### WRITTEN INSTRUCTION
Exactly as they appear, output all of the records. Skip any images.

### MATERIAL FOR THIS EXERCISE
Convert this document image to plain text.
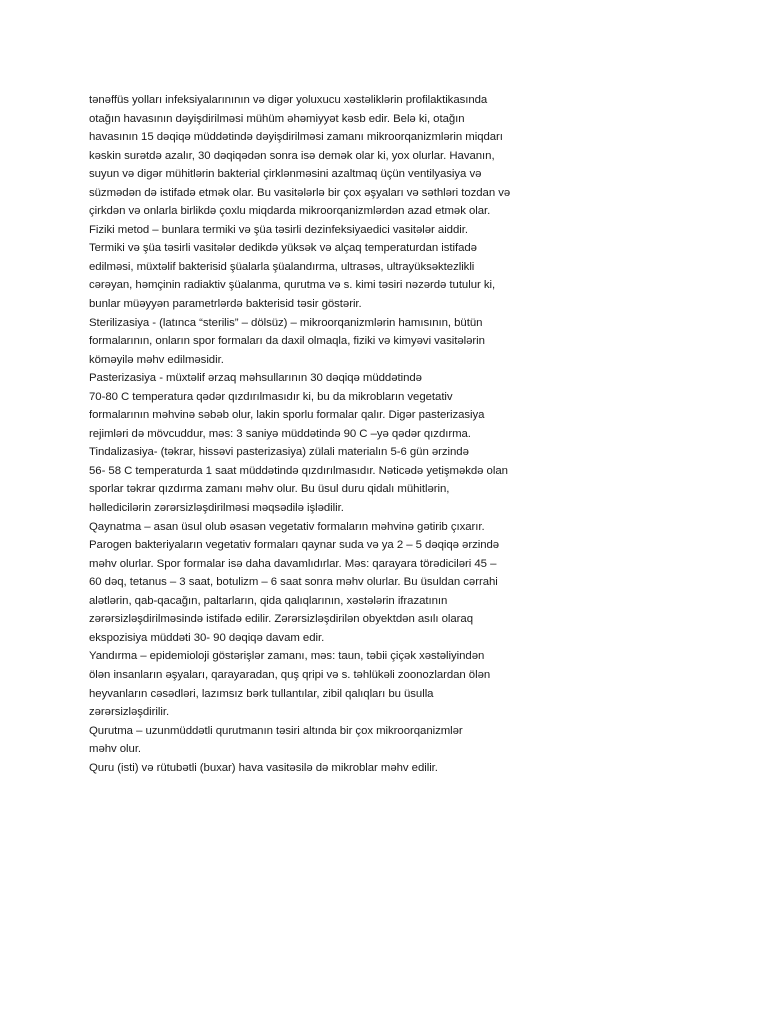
tənəffüs yolları infeksiyalarınının və digər yoluxucu xəstəliklərin profilaktikasında
otağın havasının dəyişdirilməsi mühüm əhəmiyyət kəsb edir. Belə ki, otağın
havasının 15 dəqiqə müddətində dəyişdirilməsi zamanı mikroorqanizmlərin miqdarı
kəskin surətdə azalır, 30 dəqiqədən sonra isə demək olar ki, yox olurlar. Havanın,
suyun və digər mühitlərin bakterial çirklənməsini azaltmaq üçün ventilyasiya və
süzmədən də istifadə etmək olar. Bu vasitələrlə bir çox əşyaları və səthləri tozdan və
çirkdən və onlarla birlikdə çoxlu miqdarda mikroorqanizmlərdən azad etmək olar.
Fiziki metod – bunlara termiki və şüa təsirli dezinfeksiyaedici vasitələr aiddir.
Termiki və şüa təsirli vasitələr dedikdə yüksək və alçaq temperaturdan istifadə
edilməsi, müxtəlif bakterisid şüalarla şüalandırma, ultrasəs, ultrayüksəktezlikli
cərəyan, həmçinin radiaktiv şüalanma, qurutma və s. kimi təsiri nəzərdə tutulur ki,
bunlar müəyyən parametrlərdə bakterisid təsir göstərir.
Sterilizasiya - (latınca “sterilis” – dölsüz) – mikroorqanizmlərin hamısının, bütün
formalarının, onların spor formaları da daxil olmaqla, fiziki və kimyəvi vasitələrin
köməyilə məhv edilməsidir.
Pasterizasiya - müxtəlif ərzaq məhsullarının 30 dəqiqə müddətində
70-80 C temperatura qədər qızdırılmasıdır ki, bu da mikrobların vegetativ
formalarının məhvinə səbəb olur, lakin sporlu formalar qalır. Digər pasterizasiya
rejimləri də mövcuddur, məs: 3 saniyə müddətində 90 C –yə qədər qızdırma.
Tindalizasiya- (təkrar, hissəvi pasterizasiya) zülali materialın 5-6 gün ərzində
56- 58 C temperaturda 1 saat müddətində qızdırılmasıdır. Nəticədə yetişməkdə olan
sporlar təkrar qızdırma zamanı məhv olur. Bu üsul duru qidalı mühitlərin,
həlledicilərin zərərsizləşdirilməsi məqsədilə işlədilir.
Qaynatma – asan üsul olub əsasən vegetativ formaların məhvinə gətirib çıxarır.
Parogen bakteriyaların vegetativ formaları qaynar suda və ya 2 – 5 dəqiqə ərzində
məhv olurlar. Spor formalar isə daha davamlıdırlar. Məs: qarayara törədiciləri 45 –
60 dəq, tetanus – 3 saat, botulizm – 6 saat sonra məhv olurlar. Bu üsuldan cərrahi
alətlərin, qab-qacağın, paltarların, qida qalıqlarının, xəstələrin ifrazatının
zərərsizləşdirilməsində istifadə edilir. Zərərsizləşdirilən obyektdən asılı olaraq
ekspozisiya müddəti 30- 90 dəqiqə davam edir.
Yandırma – epidemioloji göstərişlər zamanı, məs: taun, təbii çiçək xəstəliyindən
ölən insanların əşyaları, qarayaradan, quş qripi və s. təhlükəli zoonozlardan ölən
heyvanların cəsədləri, lazımsız bərk tullantılar, zibil qalıqları bu üsulla
zərərsizləşdirilir.
Qurutma – uzunmüddətli qurutmanın təsiri altında bir çox mikroorqanizmlər
məhv olur.
Quru (isti) və rütubətli (buxar) hava vasitəsilə də mikroblar məhv edilir.
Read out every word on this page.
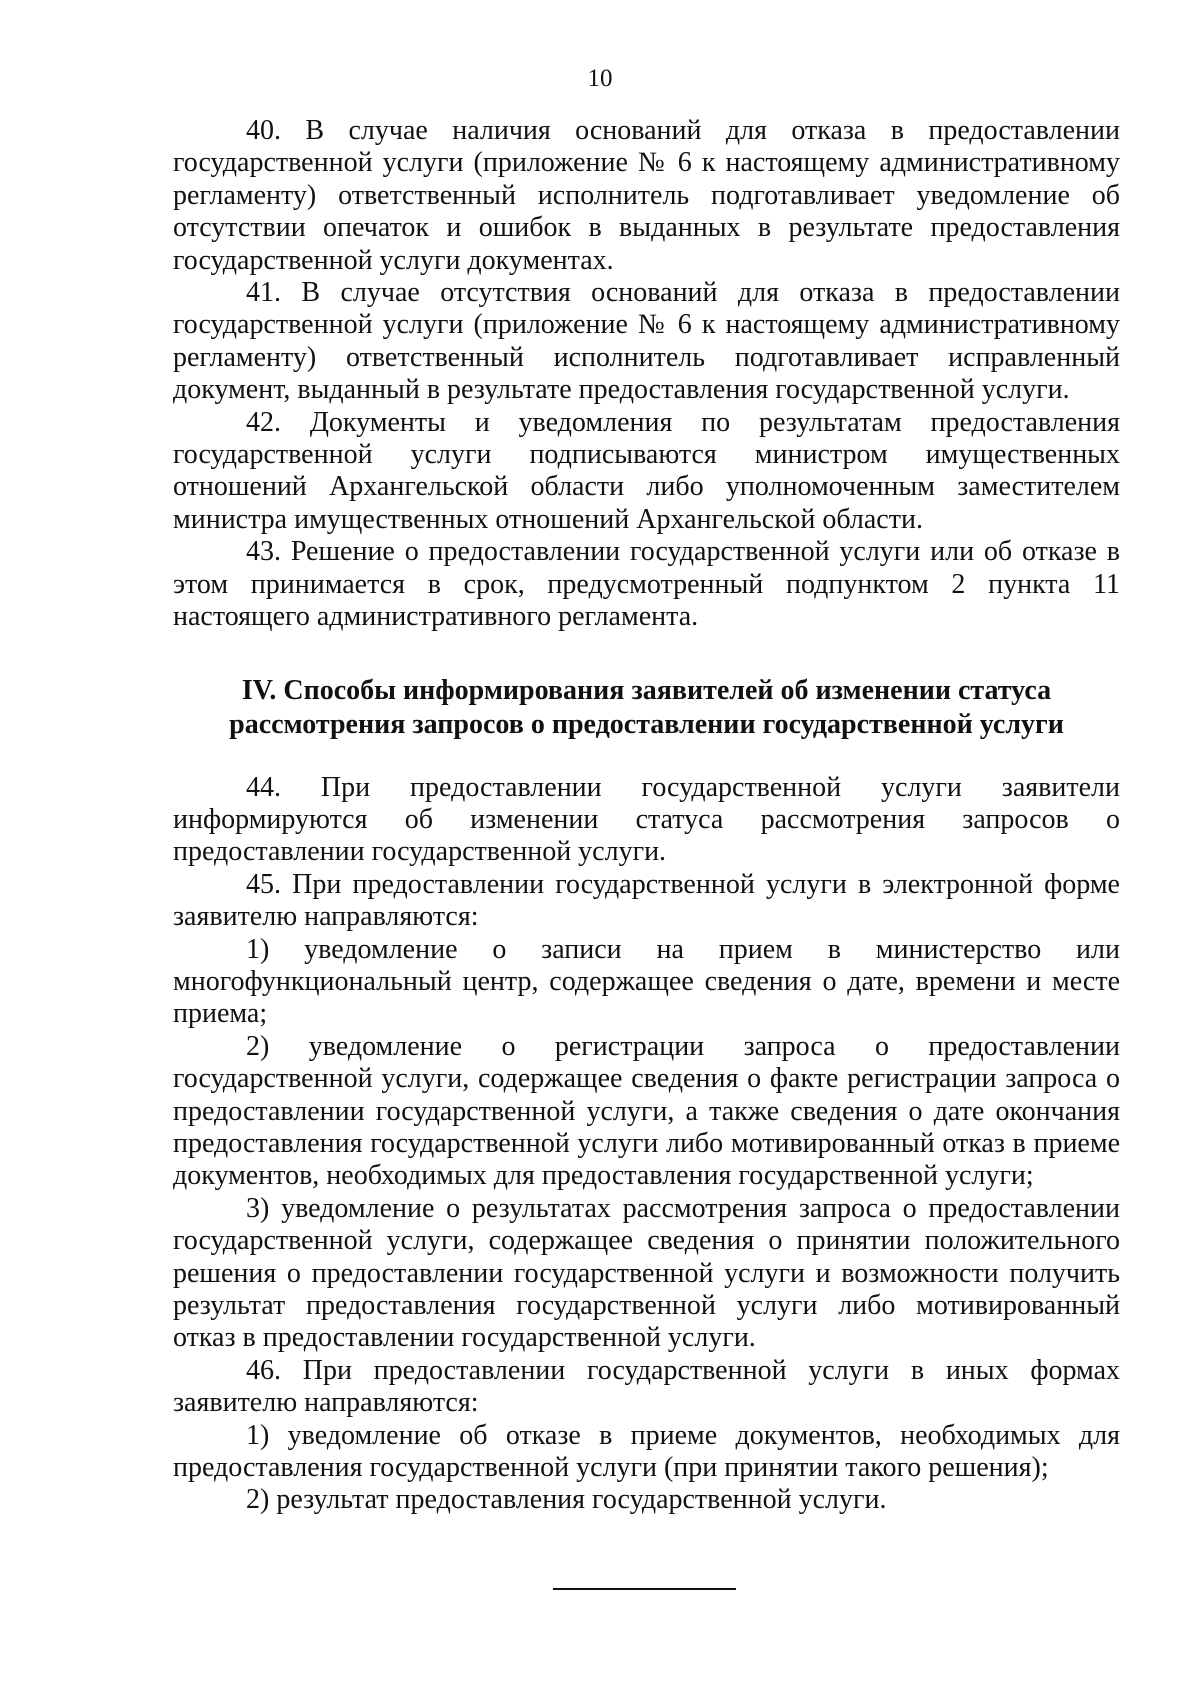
10

40. В случае наличия оснований для отказа в предоставлении государственной услуги (приложение № 6 к настоящему административному регламенту) ответственный исполнитель подготавливает уведомление об отсутствии опечаток и ошибок в выданных в результате предоставления государственной услуги документах.

41. В случае отсутствия оснований для отказа в предоставлении государственной услуги (приложение № 6 к настоящему административному регламенту) ответственный исполнитель подготавливает исправленный документ, выданный в результате предоставления государственной услуги.

42. Документы и уведомления по результатам предоставления государственной услуги подписываются министром имущественных отношений Архангельской области либо уполномоченным заместителем министра имущественных отношений Архангельской области.

43. Решение о предоставлении государственной услуги или об отказе в этом принимается в срок, предусмотренный подпунктом 2 пункта 11 настоящего административного регламента.

IV. Способы информирования заявителей об изменении статуса
рассмотрения запросов о предоставлении государственной услуги

44. При предоставлении государственной услуги заявители информируются об изменении статуса рассмотрения запросов о предоставлении государственной услуги.

45. При предоставлении государственной услуги в электронной форме заявителю направляются:

1) уведомление о записи на прием в министерство или многофункциональный центр, содержащее сведения о дате, времени и месте приема;

2) уведомление о регистрации запроса о предоставлении государственной услуги, содержащее сведения о факте регистрации запроса о предоставлении государственной услуги, а также сведения о дате окончания предоставления государственной услуги либо мотивированный отказ в приеме документов, необходимых для предоставления государственной услуги;

3) уведомление о результатах рассмотрения запроса о предоставлении государственной услуги, содержащее сведения о принятии положительного решения о предоставлении государственной услуги и возможности получить результат предоставления государственной услуги либо мотивированный отказ в предоставлении государственной услуги.

46. При предоставлении государственной услуги в иных формах заявителю направляются:

1) уведомление об отказе в приеме документов, необходимых для предоставления государственной услуги (при принятии такого решения);

2) результат предоставления государственной услуги.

### ANSWER IN FULL
Convert this document image to plain text.
tənəffüs yolları infeksiyalarınının və digər yoluxucu xəstəliklərin profilaktikasında
otağın havasının dəyişdirilməsi mühüm əhəmiyyət kəsb edir. Belə ki, otağın
havasının 15 dəqiqə müddətində dəyişdirilməsi zamanı mikroorqanizmlərin miqdarı
kəskin surətdə azalır, 30 dəqiqədən sonra isə demək olar ki, yox olurlar. Havanın,
suyun və digər mühitlərin bakterial çirklənməsini azaltmaq üçün ventilyasiya və
süzmədən də istifadə etmək olar. Bu vasitələrlə bir çox əşyaları və səthləri tozdan və
çirkdən və onlarla birlikdə çoxlu miqdarda mikroorqanizmlərdən azad etmək olar.
Fiziki metod – bunlara termiki və şüa təsirli dezinfeksiyaedici vasitələr aiddir.
Termiki və şüa təsirli vasitələr dedikdə yüksək və alçaq temperaturdan istifadə
edilməsi, müxtəlif bakterisid şüalarla şüalandırma, ultrasəs, ultrayüksəktezlikli
cərəyan, həmçinin radiaktiv şüalanma, qurutma və s. kimi təsiri nəzərdə tutulur ki,
bunlar müəyyən parametrlərdə bakterisid təsir göstərir.
Sterilizasiya - (latınca “sterilis” – dölsüz) – mikroorqanizmlərin hamısının, bütün
formalarının, onların spor formaları da daxil olmaqla, fiziki və kimyəvi vasitələrin
köməyilə məhv edilməsidir.
Pasterizasiya - müxtəlif ərzaq məhsullarının 30 dəqiqə müddətində
70-80 C temperatura qədər qızdırılmasıdır ki, bu da mikrobların vegetativ
formalarının məhvinə səbəb olur, lakin sporlu formalar qalır. Digər pasterizasiya
rejimləri də mövcuddur, məs: 3 saniyə müddətində 90 C –yə qədər qızdırma.
Tindalizasiya- (təkrar, hissəvi pasterizasiya) zülali materialın 5-6 gün ərzində
56- 58 C temperaturda 1 saat müddətində qızdırılmasıdır. Nəticədə yetişməkdə olan
sporlar təkrar qızdırma zamanı məhv olur. Bu üsul duru qidalı mühitlərin,
həlledicilərin zərərsizləşdirilməsi məqsədilə işlədilir.
Qaynatma – asan üsul olub əsasən vegetativ formaların məhvinə gətirib çıxarır.
Parogen bakteriyaların vegetativ formaları qaynar suda və ya 2 – 5 dəqiqə ərzində
məhv olurlar. Spor formalar isə daha davamlıdırlar. Məs: qarayara törədiciləri 45 –
60 dəq, tetanus – 3 saat, botulizm – 6 saat sonra məhv olurlar. Bu üsuldan cərrahi
alətlərin, qab-qacağın, paltarların, qida qalıqlarının, xəstələrin ifrazatının
zərərsizləşdirilməsində istifadə edilir. Zərərsizləşdirilən obyektdən asılı olaraq
ekspozisiya müddəti 30- 90 dəqiqə davam edir.
Yandırma – epidemioloji göstərişlər zamanı, məs: taun, təbii çiçək xəstəliyindən
ölən insanların əşyaları, qarayaradan, quş qripi və s. təhlükəli zoonozlardan ölən
heyvanların cəsədləri, lazımsız bərk tullantılar, zibil qalıqları bu üsulla
zərərsizləşdirilir.
Qurutma – uzunmüddətli qurutmanın təsiri altında bir çox mikroorqanizmlər
məhv olur.
Quru (isti) və rütubətli (buxar) hava vasitəsilə də mikroblar məhv edilir.
Read out every word on this page.
10

40. В случае наличия оснований для отказа в предоставлении государственной услуги (приложение № 6 к настоящему административному регламенту) ответственный исполнитель подготавливает уведомление об отсутствии опечаток и ошибок в выданных в результате предоставления государственной услуги документах.

41. В случае отсутствия оснований для отказа в предоставлении государственной услуги (приложение № 6 к настоящему административному регламенту) ответственный исполнитель подготавливает исправленный документ, выданный в результате предоставления государственной услуги.

42. Документы и уведомления по результатам предоставления государственной услуги подписываются министром имущественных отношений Архангельской области либо уполномоченным заместителем министра имущественных отношений Архангельской области.

43. Решение о предоставлении государственной услуги или об отказе в этом принимается в срок, предусмотренный подпунктом 2 пункта 11 настоящего административного регламента.

IV. Способы информирования заявителей об изменении статуса
рассмотрения запросов о предоставлении государственной услуги

44. При предоставлении государственной услуги заявители информируются об изменении статуса рассмотрения запросов о предоставлении государственной услуги.

45. При предоставлении государственной услуги в электронной форме заявителю направляются:

1) уведомление о записи на прием в министерство или многофункциональный центр, содержащее сведения о дате, времени и месте приема;

2) уведомление о регистрации запроса о предоставлении государственной услуги, содержащее сведения о факте регистрации запроса о предоставлении государственной услуги, а также сведения о дате окончания предоставления государственной услуги либо мотивированный отказ в приеме документов, необходимых для предоставления государственной услуги;

3) уведомление о результатах рассмотрения запроса о предоставлении государственной услуги, содержащее сведения о принятии положительного решения о предоставлении государственной услуги и возможности получить результат предоставления государственной услуги либо мотивированный отказ в предоставлении государственной услуги.

46. При предоставлении государственной услуги в иных формах заявителю направляются:

1) уведомление об отказе в приеме документов, необходимых для предоставления государственной услуги (при принятии такого решения);

2) результат предоставления государственной услуги.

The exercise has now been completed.